• _Task instructions_
Without the pictures, output the records below word for word.

• _Records supplied_
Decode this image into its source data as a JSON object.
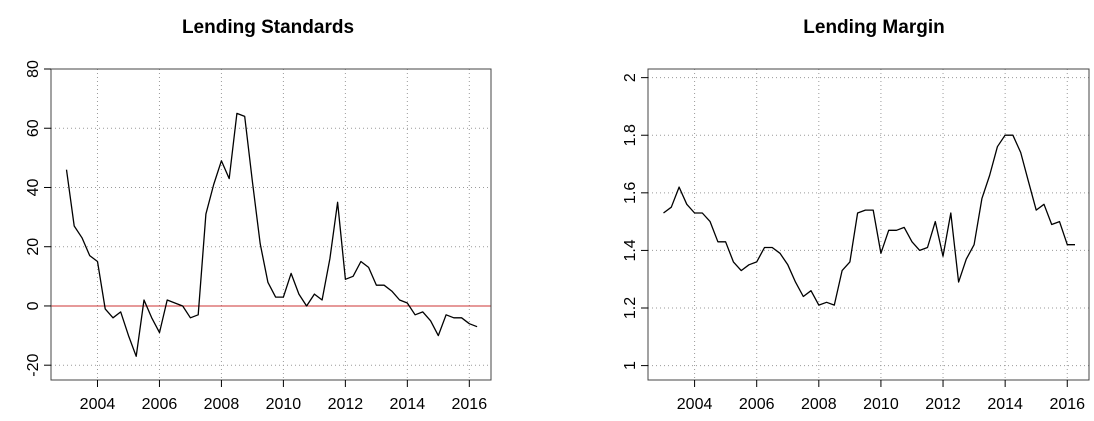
{
  "chart_data": [
    {
      "type": "line",
      "title": "Lending Standards",
      "xlabel": "",
      "ylabel": "",
      "xlim": [
        2002.5,
        2016.7
      ],
      "ylim": [
        -25,
        80
      ],
      "x_ticks": [
        2004,
        2006,
        2008,
        2010,
        2012,
        2014,
        2016
      ],
      "y_ticks": [
        -20,
        0,
        20,
        40,
        60,
        80
      ],
      "grid": true,
      "reference_line": {
        "y": 0,
        "color": "#cc3333"
      },
      "series": [
        {
          "x": [
            2003.0,
            2003.25,
            2003.5,
            2003.75,
            2004.0,
            2004.25,
            2004.5,
            2004.75,
            2005.0,
            2005.25,
            2005.5,
            2005.75,
            2006.0,
            2006.25,
            2006.5,
            2006.75,
            2007.0,
            2007.25,
            2007.5,
            2007.75,
            2008.0,
            2008.25,
            2008.5,
            2008.75,
            2009.0,
            2009.25,
            2009.5,
            2009.75,
            2010.0,
            2010.25,
            2010.5,
            2010.75,
            2011.0,
            2011.25,
            2011.5,
            2011.75,
            2012.0,
            2012.25,
            2012.5,
            2012.75,
            2013.0,
            2013.25,
            2013.5,
            2013.75,
            2014.0,
            2014.25,
            2014.5,
            2014.75,
            2015.0,
            2015.25,
            2015.5,
            2015.75,
            2016.0,
            2016.25
          ],
          "y": [
            46,
            27,
            23,
            17,
            15,
            -1,
            -4,
            -2,
            -10,
            -17,
            2,
            -4,
            -9,
            2,
            1,
            0,
            -4,
            -3,
            31,
            41,
            49,
            43,
            65,
            64,
            42,
            21,
            8,
            3,
            3,
            11,
            4,
            0,
            4,
            2,
            16,
            35,
            9,
            10,
            15,
            13,
            7,
            7,
            5,
            2,
            1,
            -3,
            -2,
            -5,
            -10,
            -3,
            -4,
            -4,
            -6,
            -7
          ]
        }
      ]
    },
    {
      "type": "line",
      "title": "Lending Margin",
      "xlabel": "",
      "ylabel": "",
      "xlim": [
        2002.5,
        2016.7
      ],
      "ylim": [
        0.95,
        2.03
      ],
      "x_ticks": [
        2004,
        2006,
        2008,
        2010,
        2012,
        2014,
        2016
      ],
      "y_ticks": [
        1,
        1.2,
        1.4,
        1.6,
        1.8,
        2
      ],
      "grid": true,
      "series": [
        {
          "x": [
            2003.0,
            2003.25,
            2003.5,
            2003.75,
            2004.0,
            2004.25,
            2004.5,
            2004.75,
            2005.0,
            2005.25,
            2005.5,
            2005.75,
            2006.0,
            2006.25,
            2006.5,
            2006.75,
            2007.0,
            2007.25,
            2007.5,
            2007.75,
            2008.0,
            2008.25,
            2008.5,
            2008.75,
            2009.0,
            2009.25,
            2009.5,
            2009.75,
            2010.0,
            2010.25,
            2010.5,
            2010.75,
            2011.0,
            2011.25,
            2011.5,
            2011.75,
            2012.0,
            2012.25,
            2012.5,
            2012.75,
            2013.0,
            2013.25,
            2013.5,
            2013.75,
            2014.0,
            2014.25,
            2014.5,
            2014.75,
            2015.0,
            2015.25,
            2015.5,
            2015.75,
            2016.0,
            2016.25
          ],
          "y": [
            1.53,
            1.55,
            1.62,
            1.56,
            1.53,
            1.53,
            1.5,
            1.43,
            1.43,
            1.36,
            1.33,
            1.35,
            1.36,
            1.41,
            1.41,
            1.39,
            1.35,
            1.29,
            1.24,
            1.26,
            1.21,
            1.22,
            1.21,
            1.33,
            1.36,
            1.53,
            1.54,
            1.54,
            1.39,
            1.47,
            1.47,
            1.48,
            1.43,
            1.4,
            1.41,
            1.5,
            1.38,
            1.53,
            1.29,
            1.37,
            1.42,
            1.58,
            1.66,
            1.76,
            1.8,
            1.8,
            1.74,
            1.64,
            1.54,
            1.56,
            1.49,
            1.5,
            1.42,
            1.42
          ]
        }
      ]
    }
  ]
}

• _Full answer_
Decode this image into its source data as a JSON object.
{
  "chart_data": [
    {
      "type": "line",
      "title": "Lending Standards",
      "xlabel": "",
      "ylabel": "",
      "xlim": [
        2002.5,
        2016.7
      ],
      "ylim": [
        -25,
        80
      ],
      "x_ticks": [
        2004,
        2006,
        2008,
        2010,
        2012,
        2014,
        2016
      ],
      "y_ticks": [
        -20,
        0,
        20,
        40,
        60,
        80
      ],
      "grid": true,
      "reference_line": {
        "y": 0,
        "color": "#cc3333"
      },
      "series": [
        {
          "x": [
            2003.0,
            2003.25,
            2003.5,
            2003.75,
            2004.0,
            2004.25,
            2004.5,
            2004.75,
            2005.0,
            2005.25,
            2005.5,
            2005.75,
            2006.0,
            2006.25,
            2006.5,
            2006.75,
            2007.0,
            2007.25,
            2007.5,
            2007.75,
            2008.0,
            2008.25,
            2008.5,
            2008.75,
            2009.0,
            2009.25,
            2009.5,
            2009.75,
            2010.0,
            2010.25,
            2010.5,
            2010.75,
            2011.0,
            2011.25,
            2011.5,
            2011.75,
            2012.0,
            2012.25,
            2012.5,
            2012.75,
            2013.0,
            2013.25,
            2013.5,
            2013.75,
            2014.0,
            2014.25,
            2014.5,
            2014.75,
            2015.0,
            2015.25,
            2015.5,
            2015.75,
            2016.0,
            2016.25
          ],
          "y": [
            46,
            27,
            23,
            17,
            15,
            -1,
            -4,
            -2,
            -10,
            -17,
            2,
            -4,
            -9,
            2,
            1,
            0,
            -4,
            -3,
            31,
            41,
            49,
            43,
            65,
            64,
            42,
            21,
            8,
            3,
            3,
            11,
            4,
            0,
            4,
            2,
            16,
            35,
            9,
            10,
            15,
            13,
            7,
            7,
            5,
            2,
            1,
            -3,
            -2,
            -5,
            -10,
            -3,
            -4,
            -4,
            -6,
            -7
          ]
        }
      ]
    },
    {
      "type": "line",
      "title": "Lending Margin",
      "xlabel": "",
      "ylabel": "",
      "xlim": [
        2002.5,
        2016.7
      ],
      "ylim": [
        0.95,
        2.03
      ],
      "x_ticks": [
        2004,
        2006,
        2008,
        2010,
        2012,
        2014,
        2016
      ],
      "y_ticks": [
        1,
        1.2,
        1.4,
        1.6,
        1.8,
        2
      ],
      "grid": true,
      "series": [
        {
          "x": [
            2003.0,
            2003.25,
            2003.5,
            2003.75,
            2004.0,
            2004.25,
            2004.5,
            2004.75,
            2005.0,
            2005.25,
            2005.5,
            2005.75,
            2006.0,
            2006.25,
            2006.5,
            2006.75,
            2007.0,
            2007.25,
            2007.5,
            2007.75,
            2008.0,
            2008.25,
            2008.5,
            2008.75,
            2009.0,
            2009.25,
            2009.5,
            2009.75,
            2010.0,
            2010.25,
            2010.5,
            2010.75,
            2011.0,
            2011.25,
            2011.5,
            2011.75,
            2012.0,
            2012.25,
            2012.5,
            2012.75,
            2013.0,
            2013.25,
            2013.5,
            2013.75,
            2014.0,
            2014.25,
            2014.5,
            2014.75,
            2015.0,
            2015.25,
            2015.5,
            2015.75,
            2016.0,
            2016.25
          ],
          "y": [
            1.53,
            1.55,
            1.62,
            1.56,
            1.53,
            1.53,
            1.5,
            1.43,
            1.43,
            1.36,
            1.33,
            1.35,
            1.36,
            1.41,
            1.41,
            1.39,
            1.35,
            1.29,
            1.24,
            1.26,
            1.21,
            1.22,
            1.21,
            1.33,
            1.36,
            1.53,
            1.54,
            1.54,
            1.39,
            1.47,
            1.47,
            1.48,
            1.43,
            1.4,
            1.41,
            1.5,
            1.38,
            1.53,
            1.29,
            1.37,
            1.42,
            1.58,
            1.66,
            1.76,
            1.8,
            1.8,
            1.74,
            1.64,
            1.54,
            1.56,
            1.49,
            1.5,
            1.42,
            1.42
          ]
        }
      ]
    }
  ]
}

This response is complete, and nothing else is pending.